Your instructions
Gather from the material every line that contains the string "marker".

-- START OF Data shown --

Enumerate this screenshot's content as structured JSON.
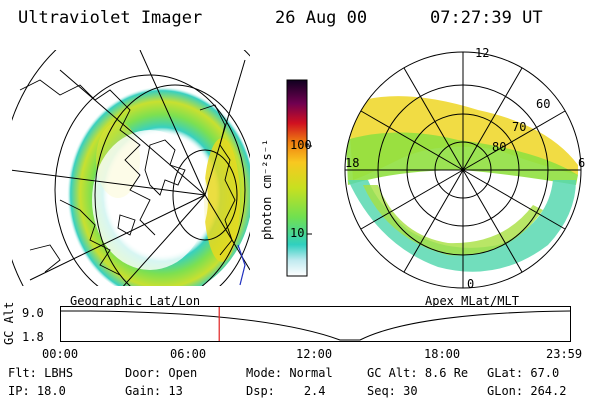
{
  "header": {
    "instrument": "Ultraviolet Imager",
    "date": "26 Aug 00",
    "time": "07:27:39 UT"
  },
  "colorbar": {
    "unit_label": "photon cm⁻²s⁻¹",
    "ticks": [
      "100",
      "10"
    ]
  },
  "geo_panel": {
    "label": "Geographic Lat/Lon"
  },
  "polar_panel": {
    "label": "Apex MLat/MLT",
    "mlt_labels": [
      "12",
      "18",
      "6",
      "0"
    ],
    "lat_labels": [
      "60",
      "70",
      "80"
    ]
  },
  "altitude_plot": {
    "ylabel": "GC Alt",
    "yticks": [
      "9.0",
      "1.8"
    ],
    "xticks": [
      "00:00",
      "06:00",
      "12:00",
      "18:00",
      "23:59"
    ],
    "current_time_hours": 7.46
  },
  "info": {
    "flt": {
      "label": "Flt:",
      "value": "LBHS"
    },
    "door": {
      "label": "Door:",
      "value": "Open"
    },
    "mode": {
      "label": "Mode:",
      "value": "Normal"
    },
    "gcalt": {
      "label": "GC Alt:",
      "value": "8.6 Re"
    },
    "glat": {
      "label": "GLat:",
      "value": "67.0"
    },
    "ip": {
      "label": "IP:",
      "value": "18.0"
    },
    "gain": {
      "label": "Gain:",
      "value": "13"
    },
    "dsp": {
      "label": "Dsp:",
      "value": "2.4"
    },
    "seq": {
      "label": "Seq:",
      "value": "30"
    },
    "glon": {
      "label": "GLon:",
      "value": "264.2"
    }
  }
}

-- END OF Data shown --
-- START OF Data shown --

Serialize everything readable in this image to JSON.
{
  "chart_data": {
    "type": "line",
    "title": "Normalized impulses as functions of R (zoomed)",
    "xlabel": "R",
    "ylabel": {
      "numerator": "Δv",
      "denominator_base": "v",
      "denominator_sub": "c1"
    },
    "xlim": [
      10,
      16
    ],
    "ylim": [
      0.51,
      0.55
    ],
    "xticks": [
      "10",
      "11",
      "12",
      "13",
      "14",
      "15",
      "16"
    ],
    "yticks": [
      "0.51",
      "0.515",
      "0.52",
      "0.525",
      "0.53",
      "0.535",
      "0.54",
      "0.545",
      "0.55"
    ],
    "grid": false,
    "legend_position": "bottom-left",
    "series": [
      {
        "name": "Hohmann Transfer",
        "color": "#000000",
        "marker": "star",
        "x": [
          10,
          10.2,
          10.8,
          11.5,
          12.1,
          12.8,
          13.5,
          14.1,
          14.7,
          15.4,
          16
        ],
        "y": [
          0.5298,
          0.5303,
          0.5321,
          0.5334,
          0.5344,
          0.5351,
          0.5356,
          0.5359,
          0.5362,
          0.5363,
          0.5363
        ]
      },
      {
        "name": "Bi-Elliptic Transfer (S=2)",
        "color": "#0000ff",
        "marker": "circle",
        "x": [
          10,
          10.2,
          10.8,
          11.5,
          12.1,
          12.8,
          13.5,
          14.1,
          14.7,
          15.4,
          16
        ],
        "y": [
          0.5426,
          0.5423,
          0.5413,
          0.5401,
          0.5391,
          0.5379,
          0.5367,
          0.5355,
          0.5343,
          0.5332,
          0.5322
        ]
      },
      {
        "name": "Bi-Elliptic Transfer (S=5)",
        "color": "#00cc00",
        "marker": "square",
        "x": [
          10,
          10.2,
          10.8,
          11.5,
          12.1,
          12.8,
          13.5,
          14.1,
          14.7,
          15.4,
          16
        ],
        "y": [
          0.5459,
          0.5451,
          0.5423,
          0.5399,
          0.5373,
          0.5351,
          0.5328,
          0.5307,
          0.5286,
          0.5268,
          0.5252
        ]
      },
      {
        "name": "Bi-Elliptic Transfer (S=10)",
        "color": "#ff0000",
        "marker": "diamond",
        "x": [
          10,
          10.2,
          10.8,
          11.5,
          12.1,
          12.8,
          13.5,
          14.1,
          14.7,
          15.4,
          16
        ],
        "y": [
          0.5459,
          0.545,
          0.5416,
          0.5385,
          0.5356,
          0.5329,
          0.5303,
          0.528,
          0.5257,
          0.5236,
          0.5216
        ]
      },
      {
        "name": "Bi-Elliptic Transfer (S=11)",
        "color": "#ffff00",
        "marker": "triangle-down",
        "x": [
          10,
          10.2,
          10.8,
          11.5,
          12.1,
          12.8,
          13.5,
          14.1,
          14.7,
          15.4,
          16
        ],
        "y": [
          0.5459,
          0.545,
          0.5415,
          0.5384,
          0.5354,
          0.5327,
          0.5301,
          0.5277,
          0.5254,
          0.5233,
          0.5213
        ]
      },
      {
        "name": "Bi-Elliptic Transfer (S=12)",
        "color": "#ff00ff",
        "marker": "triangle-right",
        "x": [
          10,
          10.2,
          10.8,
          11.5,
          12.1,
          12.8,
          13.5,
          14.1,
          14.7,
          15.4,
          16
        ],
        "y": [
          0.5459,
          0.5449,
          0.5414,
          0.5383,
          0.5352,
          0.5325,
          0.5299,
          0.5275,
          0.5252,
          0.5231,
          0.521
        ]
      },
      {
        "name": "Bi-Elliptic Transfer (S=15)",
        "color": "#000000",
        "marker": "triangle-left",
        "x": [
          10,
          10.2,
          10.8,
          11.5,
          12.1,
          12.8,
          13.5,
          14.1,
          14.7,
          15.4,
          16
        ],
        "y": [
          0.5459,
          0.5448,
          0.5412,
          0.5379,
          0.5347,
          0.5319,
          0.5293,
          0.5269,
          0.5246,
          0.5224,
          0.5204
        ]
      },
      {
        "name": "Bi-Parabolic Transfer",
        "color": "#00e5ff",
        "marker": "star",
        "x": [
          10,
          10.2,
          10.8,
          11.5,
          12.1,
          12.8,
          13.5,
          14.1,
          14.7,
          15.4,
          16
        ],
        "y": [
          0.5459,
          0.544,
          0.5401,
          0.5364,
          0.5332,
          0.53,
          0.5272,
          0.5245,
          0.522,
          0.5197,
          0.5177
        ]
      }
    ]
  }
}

-- END OF Data shown --

Problem solution
        "marker": "star",
        "marker": "circle",
        "marker": "square",
        "marker": "diamond",
        "marker": "triangle-down",
        "marker": "triangle-right",
        "marker": "triangle-left",
        "marker": "star",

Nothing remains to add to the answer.